== What needs to be done ==
Retype only what runs from the line that contains "Transcribe this image's" through the last line of the listing below, both lines included.

====================

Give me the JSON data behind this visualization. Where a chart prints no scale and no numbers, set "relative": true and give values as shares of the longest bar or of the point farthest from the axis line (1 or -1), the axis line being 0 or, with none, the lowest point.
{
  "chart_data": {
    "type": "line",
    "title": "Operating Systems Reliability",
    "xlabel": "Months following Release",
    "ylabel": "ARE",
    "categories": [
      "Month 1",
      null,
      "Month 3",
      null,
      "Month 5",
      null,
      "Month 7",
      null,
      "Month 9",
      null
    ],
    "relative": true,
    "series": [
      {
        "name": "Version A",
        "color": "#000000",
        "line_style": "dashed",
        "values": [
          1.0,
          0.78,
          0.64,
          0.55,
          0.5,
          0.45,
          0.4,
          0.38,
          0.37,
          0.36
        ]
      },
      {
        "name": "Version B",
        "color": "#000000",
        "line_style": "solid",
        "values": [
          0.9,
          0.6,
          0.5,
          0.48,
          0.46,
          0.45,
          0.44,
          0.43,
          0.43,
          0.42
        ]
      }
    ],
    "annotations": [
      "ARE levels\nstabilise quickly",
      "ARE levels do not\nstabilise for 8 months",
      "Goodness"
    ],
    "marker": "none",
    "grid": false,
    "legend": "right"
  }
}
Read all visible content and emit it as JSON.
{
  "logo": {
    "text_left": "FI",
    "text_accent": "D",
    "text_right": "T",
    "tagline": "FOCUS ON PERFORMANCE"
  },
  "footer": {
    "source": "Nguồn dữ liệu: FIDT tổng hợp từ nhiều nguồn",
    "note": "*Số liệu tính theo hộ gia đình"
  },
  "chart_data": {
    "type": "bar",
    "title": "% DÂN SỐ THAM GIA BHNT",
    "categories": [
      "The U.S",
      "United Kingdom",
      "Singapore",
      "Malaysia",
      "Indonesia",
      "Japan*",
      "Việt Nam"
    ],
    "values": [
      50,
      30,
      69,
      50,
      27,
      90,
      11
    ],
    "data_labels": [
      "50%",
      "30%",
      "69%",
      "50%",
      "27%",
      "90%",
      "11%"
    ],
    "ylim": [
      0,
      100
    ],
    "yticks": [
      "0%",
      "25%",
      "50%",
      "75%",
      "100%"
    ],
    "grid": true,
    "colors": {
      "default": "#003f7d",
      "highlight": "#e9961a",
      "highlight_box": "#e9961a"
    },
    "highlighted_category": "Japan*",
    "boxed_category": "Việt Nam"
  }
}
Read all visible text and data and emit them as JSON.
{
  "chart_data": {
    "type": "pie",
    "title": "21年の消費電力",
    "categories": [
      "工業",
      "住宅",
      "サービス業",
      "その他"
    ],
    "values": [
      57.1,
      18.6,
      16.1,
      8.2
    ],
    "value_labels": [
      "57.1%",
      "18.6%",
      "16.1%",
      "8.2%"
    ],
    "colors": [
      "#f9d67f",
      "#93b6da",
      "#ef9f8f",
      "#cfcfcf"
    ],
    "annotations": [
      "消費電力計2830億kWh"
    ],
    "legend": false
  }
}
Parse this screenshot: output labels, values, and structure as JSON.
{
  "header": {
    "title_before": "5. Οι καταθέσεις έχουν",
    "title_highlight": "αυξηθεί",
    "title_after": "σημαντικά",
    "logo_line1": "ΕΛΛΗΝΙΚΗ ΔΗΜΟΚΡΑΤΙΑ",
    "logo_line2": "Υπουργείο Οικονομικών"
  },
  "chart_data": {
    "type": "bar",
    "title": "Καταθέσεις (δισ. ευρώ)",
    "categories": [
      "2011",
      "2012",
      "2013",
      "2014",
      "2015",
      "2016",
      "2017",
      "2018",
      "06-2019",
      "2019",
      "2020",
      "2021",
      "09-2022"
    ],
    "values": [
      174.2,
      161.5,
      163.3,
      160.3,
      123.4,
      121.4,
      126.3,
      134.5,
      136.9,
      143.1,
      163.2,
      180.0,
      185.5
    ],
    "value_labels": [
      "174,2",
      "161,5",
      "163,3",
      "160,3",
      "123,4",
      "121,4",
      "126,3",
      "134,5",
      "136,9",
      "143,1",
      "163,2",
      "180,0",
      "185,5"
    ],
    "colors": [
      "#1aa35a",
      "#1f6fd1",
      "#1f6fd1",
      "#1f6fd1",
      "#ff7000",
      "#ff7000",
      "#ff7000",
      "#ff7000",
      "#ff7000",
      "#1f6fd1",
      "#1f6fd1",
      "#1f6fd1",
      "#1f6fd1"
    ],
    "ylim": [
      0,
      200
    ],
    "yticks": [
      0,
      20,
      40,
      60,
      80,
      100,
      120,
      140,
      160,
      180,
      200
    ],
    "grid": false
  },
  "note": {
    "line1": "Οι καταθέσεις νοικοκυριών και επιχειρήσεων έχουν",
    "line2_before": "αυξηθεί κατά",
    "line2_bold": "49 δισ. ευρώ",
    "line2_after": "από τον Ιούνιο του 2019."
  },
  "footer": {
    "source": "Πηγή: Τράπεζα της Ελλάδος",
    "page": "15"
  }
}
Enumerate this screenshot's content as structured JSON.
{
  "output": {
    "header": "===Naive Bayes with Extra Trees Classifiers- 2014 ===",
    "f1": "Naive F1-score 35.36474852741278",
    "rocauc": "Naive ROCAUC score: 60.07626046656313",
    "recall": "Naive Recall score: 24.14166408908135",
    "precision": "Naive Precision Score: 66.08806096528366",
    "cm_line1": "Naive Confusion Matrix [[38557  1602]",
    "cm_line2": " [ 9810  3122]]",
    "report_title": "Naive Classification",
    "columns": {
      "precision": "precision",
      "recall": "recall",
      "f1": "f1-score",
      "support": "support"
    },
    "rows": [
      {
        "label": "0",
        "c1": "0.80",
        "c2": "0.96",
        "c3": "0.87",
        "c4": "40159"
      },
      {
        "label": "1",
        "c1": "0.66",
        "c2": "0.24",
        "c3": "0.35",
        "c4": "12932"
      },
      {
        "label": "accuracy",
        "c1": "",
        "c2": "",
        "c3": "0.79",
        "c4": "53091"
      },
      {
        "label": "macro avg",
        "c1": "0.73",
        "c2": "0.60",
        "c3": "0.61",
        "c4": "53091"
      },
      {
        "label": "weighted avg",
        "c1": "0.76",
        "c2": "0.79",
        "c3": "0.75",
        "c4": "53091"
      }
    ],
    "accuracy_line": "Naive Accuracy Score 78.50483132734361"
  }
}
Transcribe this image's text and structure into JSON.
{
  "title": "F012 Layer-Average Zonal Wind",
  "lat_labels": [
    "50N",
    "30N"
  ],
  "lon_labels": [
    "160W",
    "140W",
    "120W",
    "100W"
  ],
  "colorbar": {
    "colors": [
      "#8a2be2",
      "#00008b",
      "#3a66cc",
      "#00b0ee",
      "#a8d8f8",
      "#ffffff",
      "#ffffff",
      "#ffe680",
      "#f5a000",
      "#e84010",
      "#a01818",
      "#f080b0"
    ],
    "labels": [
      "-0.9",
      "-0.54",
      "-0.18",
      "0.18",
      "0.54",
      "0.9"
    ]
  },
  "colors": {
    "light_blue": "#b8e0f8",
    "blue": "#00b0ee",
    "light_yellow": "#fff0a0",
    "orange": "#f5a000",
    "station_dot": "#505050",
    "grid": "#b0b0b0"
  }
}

====================

== Task result ==
Transcribe this image's text and structure into JSON.
{
  "title": "F012 Layer-Average Zonal Wind",
  "lat_labels": [
    "50N",
    "30N"
  ],
  "lon_labels": [
    "160W",
    "140W",
    "120W",
    "100W"
  ],
  "colorbar": {
    "colors": [
      "#8a2be2",
      "#00008b",
      "#3a66cc",
      "#00b0ee",
      "#a8d8f8",
      "#ffffff",
      "#ffffff",
      "#ffe680",
      "#f5a000",
      "#e84010",
      "#a01818",
      "#f080b0"
    ],
    "labels": [
      "-0.9",
      "-0.54",
      "-0.18",
      "0.18",
      "0.54",
      "0.9"
    ]
  },
  "colors": {
    "light_blue": "#b8e0f8",
    "blue": "#00b0ee",
    "light_yellow": "#fff0a0",
    "orange": "#f5a000",
    "station_dot": "#505050",
    "grid": "#b0b0b0"
  }
}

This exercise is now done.